Record set =>
━━━━━━━━━━

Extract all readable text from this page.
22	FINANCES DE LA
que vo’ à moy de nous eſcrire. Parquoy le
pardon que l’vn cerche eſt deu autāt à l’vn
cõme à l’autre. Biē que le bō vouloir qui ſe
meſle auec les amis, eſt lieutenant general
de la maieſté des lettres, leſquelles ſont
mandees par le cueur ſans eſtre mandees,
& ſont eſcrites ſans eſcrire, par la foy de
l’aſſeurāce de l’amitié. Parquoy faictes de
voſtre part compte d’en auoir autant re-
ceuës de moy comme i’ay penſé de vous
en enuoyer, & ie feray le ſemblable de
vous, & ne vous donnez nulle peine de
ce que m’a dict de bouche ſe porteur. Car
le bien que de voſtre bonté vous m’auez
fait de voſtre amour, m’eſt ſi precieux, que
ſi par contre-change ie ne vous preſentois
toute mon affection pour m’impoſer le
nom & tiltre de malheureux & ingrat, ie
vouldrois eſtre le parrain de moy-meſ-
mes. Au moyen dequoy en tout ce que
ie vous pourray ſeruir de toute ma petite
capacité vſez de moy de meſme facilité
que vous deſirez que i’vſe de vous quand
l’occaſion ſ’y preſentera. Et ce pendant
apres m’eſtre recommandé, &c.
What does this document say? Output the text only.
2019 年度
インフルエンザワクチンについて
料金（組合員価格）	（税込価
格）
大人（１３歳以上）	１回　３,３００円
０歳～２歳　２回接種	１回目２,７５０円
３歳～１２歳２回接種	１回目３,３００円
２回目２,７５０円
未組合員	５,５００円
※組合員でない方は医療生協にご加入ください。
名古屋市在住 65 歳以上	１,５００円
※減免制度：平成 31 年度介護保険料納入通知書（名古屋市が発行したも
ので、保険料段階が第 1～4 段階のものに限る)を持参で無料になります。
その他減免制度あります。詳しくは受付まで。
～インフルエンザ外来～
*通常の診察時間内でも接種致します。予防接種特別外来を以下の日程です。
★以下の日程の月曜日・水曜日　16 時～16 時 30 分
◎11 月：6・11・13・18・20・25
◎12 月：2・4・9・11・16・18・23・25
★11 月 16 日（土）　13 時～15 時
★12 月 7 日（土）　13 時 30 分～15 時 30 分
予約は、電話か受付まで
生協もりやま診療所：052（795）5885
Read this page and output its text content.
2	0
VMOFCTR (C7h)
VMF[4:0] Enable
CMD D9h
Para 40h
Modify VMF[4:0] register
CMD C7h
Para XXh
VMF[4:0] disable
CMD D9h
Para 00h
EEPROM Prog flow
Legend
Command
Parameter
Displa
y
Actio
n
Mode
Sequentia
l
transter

━━━━━━━━━━

Directions for this task => Extract the full listing above without altering anything.

Written response =>
Extract all readable text from this page.
22	FINANCES DE LA
que vo’ à moy de nous eſcrire. Parquoy le
pardon que l’vn cerche eſt deu autāt à l’vn
cõme à l’autre. Biē que le bō vouloir qui ſe
meſle auec les amis, eſt lieutenant general
de la maieſté des lettres, leſquelles ſont
mandees par le cueur ſans eſtre mandees,
& ſont eſcrites ſans eſcrire, par la foy de
l’aſſeurāce de l’amitié. Parquoy faictes de
voſtre part compte d’en auoir autant re-
ceuës de moy comme i’ay penſé de vous
en enuoyer, & ie feray le ſemblable de
vous, & ne vous donnez nulle peine de
ce que m’a dict de bouche ſe porteur. Car
le bien que de voſtre bonté vous m’auez
fait de voſtre amour, m’eſt ſi precieux, que
ſi par contre-change ie ne vous preſentois
toute mon affection pour m’impoſer le
nom & tiltre de malheureux & ingrat, ie
vouldrois eſtre le parrain de moy-meſ-
mes. Au moyen dequoy en tout ce que
ie vous pourray ſeruir de toute ma petite
capacité vſez de moy de meſme facilité
que vous deſirez que i’vſe de vous quand
l’occaſion ſ’y preſentera. Et ce pendant
apres m’eſtre recommandé, &c.
What does this document say? Output the text only.
2019 年度
インフルエンザワクチンについて
料金（組合員価格）	（税込価
格）
大人（１３歳以上）	１回　３,３００円
０歳～２歳　２回接種	１回目２,７５０円
３歳～１２歳２回接種	１回目３,３００円
２回目２,７５０円
未組合員	５,５００円
※組合員でない方は医療生協にご加入ください。
名古屋市在住 65 歳以上	１,５００円
※減免制度：平成 31 年度介護保険料納入通知書（名古屋市が発行したも
ので、保険料段階が第 1～4 段階のものに限る)を持参で無料になります。
その他減免制度あります。詳しくは受付まで。
～インフルエンザ外来～
*通常の診察時間内でも接種致します。予防接種特別外来を以下の日程です。
★以下の日程の月曜日・水曜日　16 時～16 時 30 分
◎11 月：6・11・13・18・20・25
◎12 月：2・4・9・11・16・18・23・25
★11 月 16 日（土）　13 時～15 時
★12 月 7 日（土）　13 時 30 分～15 時 30 分
予約は、電話か受付まで
生協もりやま診療所：052（795）5885
Read this page and output its text content.
2	0
VMOFCTR (C7h)
VMF[4:0] Enable
CMD D9h
Para 40h
Modify VMF[4:0] register
CMD C7h
Para XXh
VMF[4:0] disable
CMD D9h
Para 00h
EEPROM Prog flow
Legend
Command
Parameter
Displa
y
Actio
n
Mode
Sequentia
l
transter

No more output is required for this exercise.